━━━ PROVIDED ENTRIES ━━━
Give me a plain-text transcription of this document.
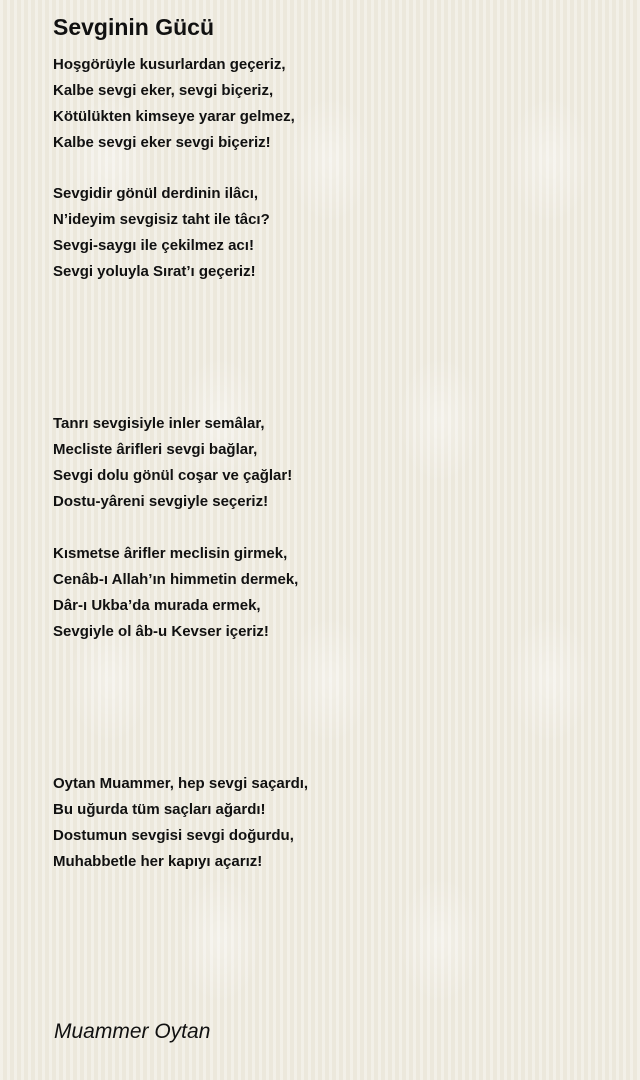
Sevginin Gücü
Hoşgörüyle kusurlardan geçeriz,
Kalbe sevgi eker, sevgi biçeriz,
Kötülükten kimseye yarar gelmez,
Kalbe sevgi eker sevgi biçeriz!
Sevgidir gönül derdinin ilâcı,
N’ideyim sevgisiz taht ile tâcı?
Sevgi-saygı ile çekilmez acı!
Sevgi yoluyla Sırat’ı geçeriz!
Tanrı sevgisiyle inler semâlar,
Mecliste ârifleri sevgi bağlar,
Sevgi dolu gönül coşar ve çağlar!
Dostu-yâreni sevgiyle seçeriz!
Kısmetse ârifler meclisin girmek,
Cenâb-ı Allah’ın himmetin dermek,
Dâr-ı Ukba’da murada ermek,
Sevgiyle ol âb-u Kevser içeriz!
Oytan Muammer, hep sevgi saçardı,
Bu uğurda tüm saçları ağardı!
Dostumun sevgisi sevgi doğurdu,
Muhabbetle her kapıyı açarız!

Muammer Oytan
━━━
━━━ PROVIDED ENTRIES ━━━
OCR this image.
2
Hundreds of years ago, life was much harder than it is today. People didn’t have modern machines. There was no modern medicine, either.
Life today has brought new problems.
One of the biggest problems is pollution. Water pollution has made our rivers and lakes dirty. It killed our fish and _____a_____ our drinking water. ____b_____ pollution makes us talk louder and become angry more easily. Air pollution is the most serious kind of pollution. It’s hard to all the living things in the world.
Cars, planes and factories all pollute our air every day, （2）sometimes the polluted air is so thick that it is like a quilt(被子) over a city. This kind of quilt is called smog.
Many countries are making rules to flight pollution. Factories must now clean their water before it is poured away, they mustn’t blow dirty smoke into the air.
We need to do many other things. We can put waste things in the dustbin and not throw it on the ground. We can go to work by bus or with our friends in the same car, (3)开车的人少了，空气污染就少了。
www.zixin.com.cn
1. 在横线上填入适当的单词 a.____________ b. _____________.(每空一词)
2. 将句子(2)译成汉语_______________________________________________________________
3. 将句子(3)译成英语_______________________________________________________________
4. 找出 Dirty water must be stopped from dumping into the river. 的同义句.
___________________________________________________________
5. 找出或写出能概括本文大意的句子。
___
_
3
━━━
━━━ PROVIDED ENTRIES ━━━
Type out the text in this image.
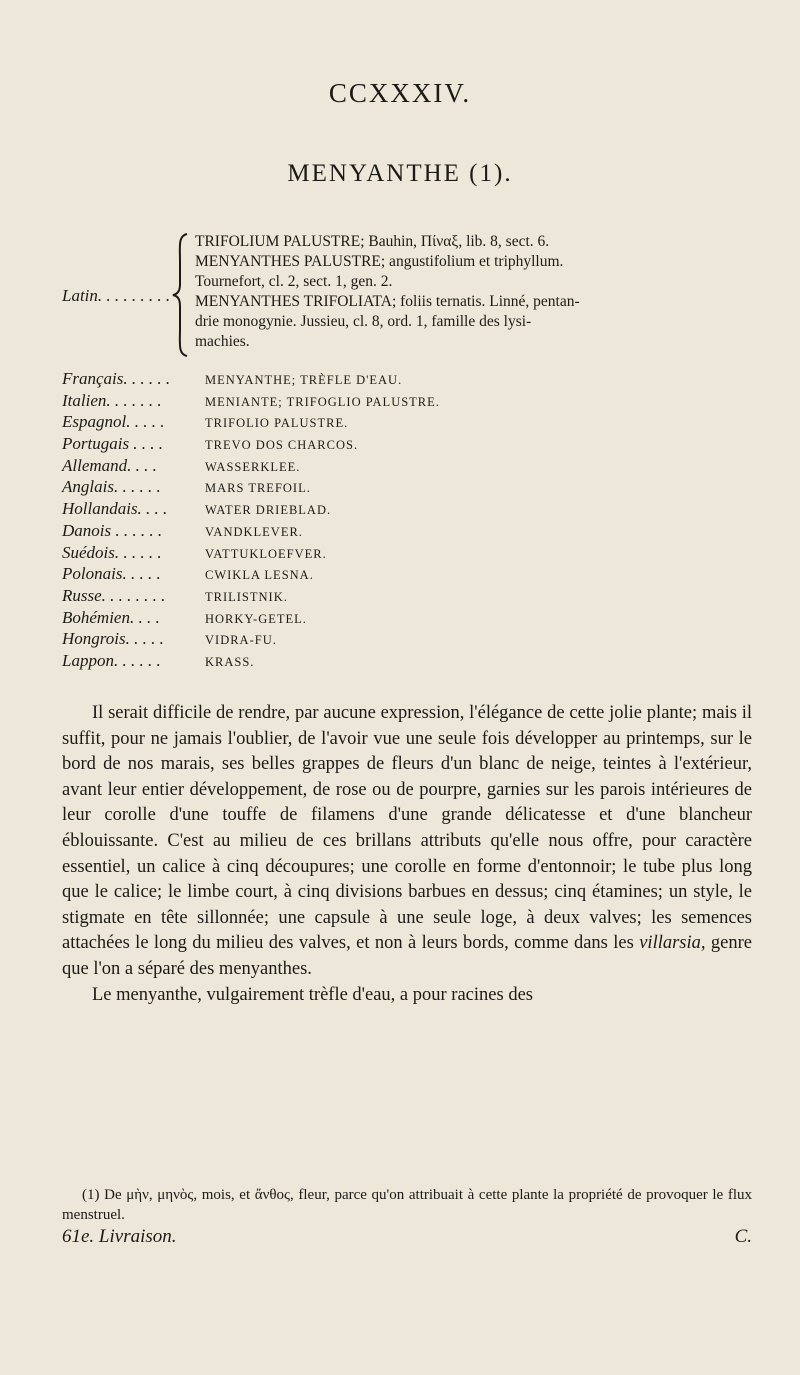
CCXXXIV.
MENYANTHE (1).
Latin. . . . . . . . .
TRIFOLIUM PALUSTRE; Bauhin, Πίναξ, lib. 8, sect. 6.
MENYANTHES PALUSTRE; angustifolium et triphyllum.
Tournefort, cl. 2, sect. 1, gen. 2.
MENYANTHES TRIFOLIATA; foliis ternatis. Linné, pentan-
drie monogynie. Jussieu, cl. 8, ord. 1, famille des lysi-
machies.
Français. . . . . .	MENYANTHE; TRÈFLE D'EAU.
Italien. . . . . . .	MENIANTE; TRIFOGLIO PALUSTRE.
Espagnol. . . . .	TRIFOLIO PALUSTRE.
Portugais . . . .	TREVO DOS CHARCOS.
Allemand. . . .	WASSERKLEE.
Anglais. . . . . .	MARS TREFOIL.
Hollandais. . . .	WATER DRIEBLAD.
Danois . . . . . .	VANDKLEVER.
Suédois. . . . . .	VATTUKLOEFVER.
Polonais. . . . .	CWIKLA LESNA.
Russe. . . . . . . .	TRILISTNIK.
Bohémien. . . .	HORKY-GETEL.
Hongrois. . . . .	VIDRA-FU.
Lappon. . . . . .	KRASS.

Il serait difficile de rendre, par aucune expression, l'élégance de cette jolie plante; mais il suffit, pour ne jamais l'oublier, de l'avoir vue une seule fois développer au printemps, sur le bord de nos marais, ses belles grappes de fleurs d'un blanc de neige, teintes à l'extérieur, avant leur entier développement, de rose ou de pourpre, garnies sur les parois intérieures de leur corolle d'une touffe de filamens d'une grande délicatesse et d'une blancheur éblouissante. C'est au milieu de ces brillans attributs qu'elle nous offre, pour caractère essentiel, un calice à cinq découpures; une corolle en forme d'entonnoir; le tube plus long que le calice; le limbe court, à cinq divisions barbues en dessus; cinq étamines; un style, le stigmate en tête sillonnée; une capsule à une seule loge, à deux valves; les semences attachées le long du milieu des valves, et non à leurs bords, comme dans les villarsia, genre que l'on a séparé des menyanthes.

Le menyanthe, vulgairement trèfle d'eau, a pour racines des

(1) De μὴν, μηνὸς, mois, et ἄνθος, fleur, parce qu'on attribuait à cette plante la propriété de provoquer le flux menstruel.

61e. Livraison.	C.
━━━
WRITTEN PROBLEM: Go through the records and pull out each line that includes the word "text".

RESULT OF THIS EXERCISE:
Give me a plain-text transcription of this document.
Type out the text in this image.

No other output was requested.